### INSTRUCTIONS TO FOLLOW
Repeat the listing word for word. No pictures belong in the copy.

### GIVEN DATA
►

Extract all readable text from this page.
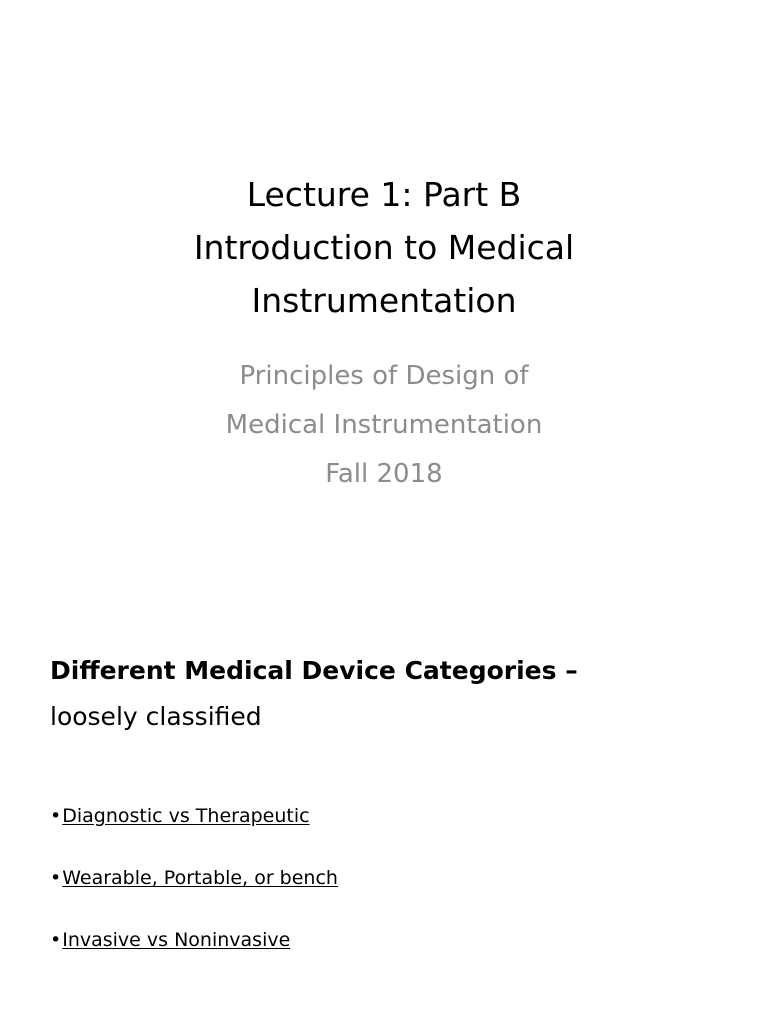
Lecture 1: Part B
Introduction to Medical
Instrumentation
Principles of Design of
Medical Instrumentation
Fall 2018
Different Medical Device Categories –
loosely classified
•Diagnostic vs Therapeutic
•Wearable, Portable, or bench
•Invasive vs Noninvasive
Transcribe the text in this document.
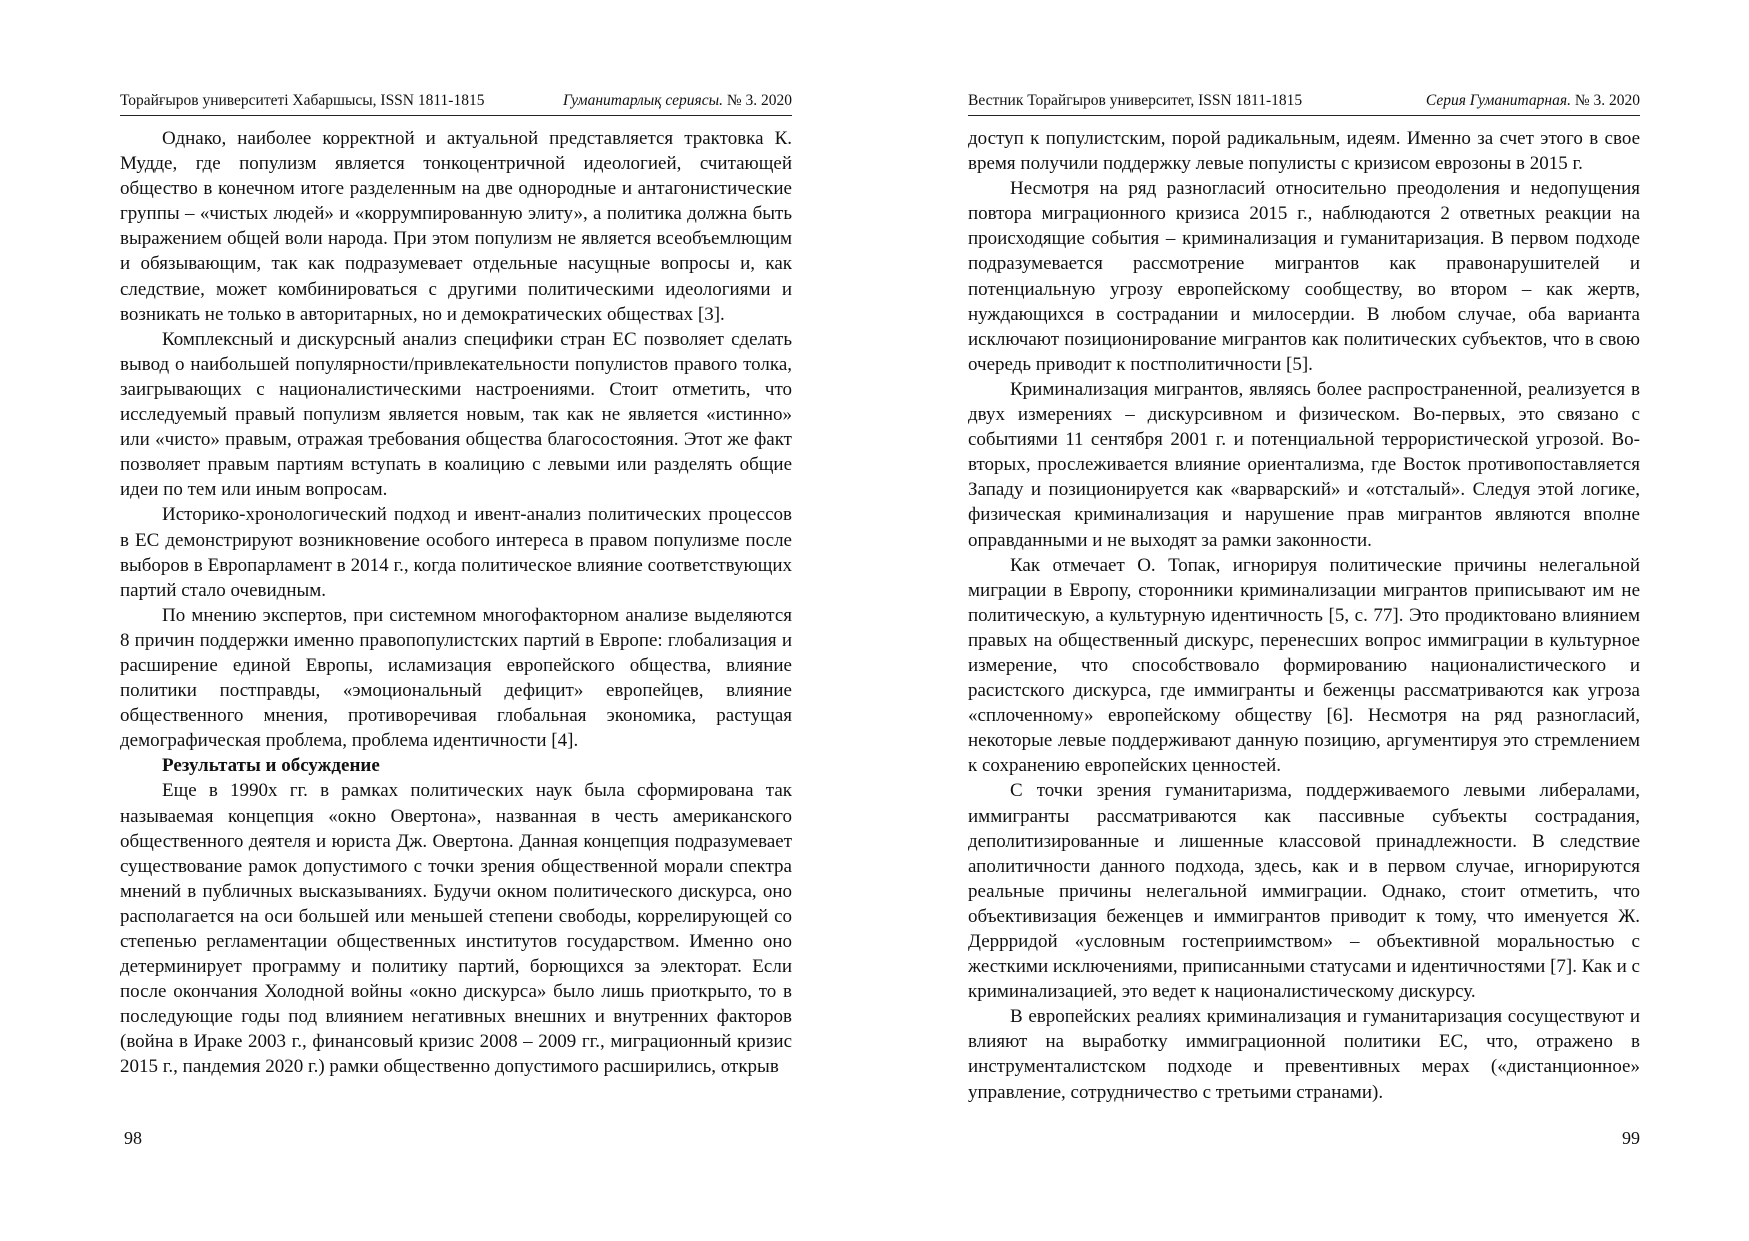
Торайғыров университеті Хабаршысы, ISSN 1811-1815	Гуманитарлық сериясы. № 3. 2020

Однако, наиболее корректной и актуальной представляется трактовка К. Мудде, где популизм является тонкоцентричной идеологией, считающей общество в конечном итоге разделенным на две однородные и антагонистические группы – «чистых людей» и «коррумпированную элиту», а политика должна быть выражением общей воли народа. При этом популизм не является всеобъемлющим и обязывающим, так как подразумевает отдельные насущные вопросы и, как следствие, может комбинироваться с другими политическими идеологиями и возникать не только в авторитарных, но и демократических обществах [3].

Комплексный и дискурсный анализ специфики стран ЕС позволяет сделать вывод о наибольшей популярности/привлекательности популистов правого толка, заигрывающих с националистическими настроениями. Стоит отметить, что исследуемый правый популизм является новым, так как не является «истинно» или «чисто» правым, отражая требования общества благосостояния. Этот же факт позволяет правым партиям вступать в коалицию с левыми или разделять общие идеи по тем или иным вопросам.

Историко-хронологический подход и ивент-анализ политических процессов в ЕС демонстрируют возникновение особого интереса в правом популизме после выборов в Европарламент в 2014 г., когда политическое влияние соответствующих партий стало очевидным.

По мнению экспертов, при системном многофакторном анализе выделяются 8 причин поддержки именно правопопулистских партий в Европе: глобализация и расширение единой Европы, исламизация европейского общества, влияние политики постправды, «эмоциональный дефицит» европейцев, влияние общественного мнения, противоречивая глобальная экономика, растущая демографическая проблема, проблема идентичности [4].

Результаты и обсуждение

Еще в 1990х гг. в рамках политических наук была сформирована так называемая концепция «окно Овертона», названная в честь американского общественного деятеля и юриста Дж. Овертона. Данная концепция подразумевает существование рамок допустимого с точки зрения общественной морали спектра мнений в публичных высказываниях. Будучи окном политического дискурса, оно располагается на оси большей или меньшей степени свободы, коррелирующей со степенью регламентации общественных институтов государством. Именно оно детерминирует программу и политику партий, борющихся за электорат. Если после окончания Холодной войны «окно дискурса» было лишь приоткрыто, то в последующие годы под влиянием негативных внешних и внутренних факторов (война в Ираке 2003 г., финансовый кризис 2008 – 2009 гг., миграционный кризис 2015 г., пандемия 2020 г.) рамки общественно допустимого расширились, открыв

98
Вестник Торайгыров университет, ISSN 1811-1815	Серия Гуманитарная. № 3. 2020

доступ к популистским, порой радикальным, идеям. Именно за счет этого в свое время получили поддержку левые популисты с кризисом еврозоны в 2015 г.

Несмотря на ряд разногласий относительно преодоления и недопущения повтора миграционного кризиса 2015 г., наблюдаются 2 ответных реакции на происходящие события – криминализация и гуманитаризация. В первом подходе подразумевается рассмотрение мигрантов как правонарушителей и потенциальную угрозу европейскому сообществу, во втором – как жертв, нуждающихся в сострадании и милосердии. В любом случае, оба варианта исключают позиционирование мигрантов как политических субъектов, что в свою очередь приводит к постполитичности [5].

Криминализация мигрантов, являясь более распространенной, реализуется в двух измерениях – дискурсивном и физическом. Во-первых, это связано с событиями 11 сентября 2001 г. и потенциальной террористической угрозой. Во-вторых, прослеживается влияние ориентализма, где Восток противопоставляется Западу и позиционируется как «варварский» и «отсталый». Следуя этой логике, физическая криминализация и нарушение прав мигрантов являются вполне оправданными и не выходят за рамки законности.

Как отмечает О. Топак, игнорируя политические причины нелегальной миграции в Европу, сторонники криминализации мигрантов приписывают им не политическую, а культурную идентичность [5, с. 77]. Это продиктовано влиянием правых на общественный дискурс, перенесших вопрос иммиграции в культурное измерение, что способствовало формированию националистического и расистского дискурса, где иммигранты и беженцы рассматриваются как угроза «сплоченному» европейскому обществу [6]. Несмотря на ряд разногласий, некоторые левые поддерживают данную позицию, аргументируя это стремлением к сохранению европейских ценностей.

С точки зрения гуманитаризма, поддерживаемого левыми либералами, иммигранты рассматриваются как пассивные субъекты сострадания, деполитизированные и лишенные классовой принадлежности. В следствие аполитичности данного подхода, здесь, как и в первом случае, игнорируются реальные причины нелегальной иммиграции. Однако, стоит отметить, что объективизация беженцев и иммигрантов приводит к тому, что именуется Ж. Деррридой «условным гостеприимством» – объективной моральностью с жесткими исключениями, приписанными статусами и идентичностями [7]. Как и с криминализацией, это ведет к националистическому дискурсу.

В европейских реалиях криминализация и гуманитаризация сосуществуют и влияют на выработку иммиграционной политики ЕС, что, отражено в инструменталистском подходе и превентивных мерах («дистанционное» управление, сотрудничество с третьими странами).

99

◄

### OUTPUT BELOW
Extract all readable text from this page.
Lecture 1: Part B
Introduction to Medical
Instrumentation
Principles of Design of
Medical Instrumentation
Fall 2018
Different Medical Device Categories –
loosely classified
•Diagnostic vs Therapeutic
•Wearable, Portable, or bench
•Invasive vs Noninvasive
Transcribe the text in this document.
Торайғыров университеті Хабаршысы, ISSN 1811-1815	Гуманитарлық сериясы. № 3. 2020

Однако, наиболее корректной и актуальной представляется трактовка К. Мудде, где популизм является тонкоцентричной идеологией, считающей общество в конечном итоге разделенным на две однородные и антагонистические группы – «чистых людей» и «коррумпированную элиту», а политика должна быть выражением общей воли народа. При этом популизм не является всеобъемлющим и обязывающим, так как подразумевает отдельные насущные вопросы и, как следствие, может комбинироваться с другими политическими идеологиями и возникать не только в авторитарных, но и демократических обществах [3].

Комплексный и дискурсный анализ специфики стран ЕС позволяет сделать вывод о наибольшей популярности/привлекательности популистов правого толка, заигрывающих с националистическими настроениями. Стоит отметить, что исследуемый правый популизм является новым, так как не является «истинно» или «чисто» правым, отражая требования общества благосостояния. Этот же факт позволяет правым партиям вступать в коалицию с левыми или разделять общие идеи по тем или иным вопросам.

Историко-хронологический подход и ивент-анализ политических процессов в ЕС демонстрируют возникновение особого интереса в правом популизме после выборов в Европарламент в 2014 г., когда политическое влияние соответствующих партий стало очевидным.

По мнению экспертов, при системном многофакторном анализе выделяются 8 причин поддержки именно правопопулистских партий в Европе: глобализация и расширение единой Европы, исламизация европейского общества, влияние политики постправды, «эмоциональный дефицит» европейцев, влияние общественного мнения, противоречивая глобальная экономика, растущая демографическая проблема, проблема идентичности [4].

Результаты и обсуждение

Еще в 1990х гг. в рамках политических наук была сформирована так называемая концепция «окно Овертона», названная в честь американского общественного деятеля и юриста Дж. Овертона. Данная концепция подразумевает существование рамок допустимого с точки зрения общественной морали спектра мнений в публичных высказываниях. Будучи окном политического дискурса, оно располагается на оси большей или меньшей степени свободы, коррелирующей со степенью регламентации общественных институтов государством. Именно оно детерминирует программу и политику партий, борющихся за электорат. Если после окончания Холодной войны «окно дискурса» было лишь приоткрыто, то в последующие годы под влиянием негативных внешних и внутренних факторов (война в Ираке 2003 г., финансовый кризис 2008 – 2009 гг., миграционный кризис 2015 г., пандемия 2020 г.) рамки общественно допустимого расширились, открыв

98
Вестник Торайгыров университет, ISSN 1811-1815	Серия Гуманитарная. № 3. 2020

доступ к популистским, порой радикальным, идеям. Именно за счет этого в свое время получили поддержку левые популисты с кризисом еврозоны в 2015 г.

Несмотря на ряд разногласий относительно преодоления и недопущения повтора миграционного кризиса 2015 г., наблюдаются 2 ответных реакции на происходящие события – криминализация и гуманитаризация. В первом подходе подразумевается рассмотрение мигрантов как правонарушителей и потенциальную угрозу европейскому сообществу, во втором – как жертв, нуждающихся в сострадании и милосердии. В любом случае, оба варианта исключают позиционирование мигрантов как политических субъектов, что в свою очередь приводит к постполитичности [5].

Криминализация мигрантов, являясь более распространенной, реализуется в двух измерениях – дискурсивном и физическом. Во-первых, это связано с событиями 11 сентября 2001 г. и потенциальной террористической угрозой. Во-вторых, прослеживается влияние ориентализма, где Восток противопоставляется Западу и позиционируется как «варварский» и «отсталый». Следуя этой логике, физическая криминализация и нарушение прав мигрантов являются вполне оправданными и не выходят за рамки законности.

Как отмечает О. Топак, игнорируя политические причины нелегальной миграции в Европу, сторонники криминализации мигрантов приписывают им не политическую, а культурную идентичность [5, с. 77]. Это продиктовано влиянием правых на общественный дискурс, перенесших вопрос иммиграции в культурное измерение, что способствовало формированию националистического и расистского дискурса, где иммигранты и беженцы рассматриваются как угроза «сплоченному» европейскому обществу [6]. Несмотря на ряд разногласий, некоторые левые поддерживают данную позицию, аргументируя это стремлением к сохранению европейских ценностей.

С точки зрения гуманитаризма, поддерживаемого левыми либералами, иммигранты рассматриваются как пассивные субъекты сострадания, деполитизированные и лишенные классовой принадлежности. В следствие аполитичности данного подхода, здесь, как и в первом случае, игнорируются реальные причины нелегальной иммиграции. Однако, стоит отметить, что объективизация беженцев и иммигрантов приводит к тому, что именуется Ж. Деррридой «условным гостеприимством» – объективной моральностью с жесткими исключениями, приписанными статусами и идентичностями [7]. Как и с криминализацией, это ведет к националистическому дискурсу.

В европейских реалиях криминализация и гуманитаризация сосуществуют и влияют на выработку иммиграционной политики ЕС, что, отражено в инструменталистском подходе и превентивных мерах («дистанционное» управление, сотрудничество с третьими странами).

99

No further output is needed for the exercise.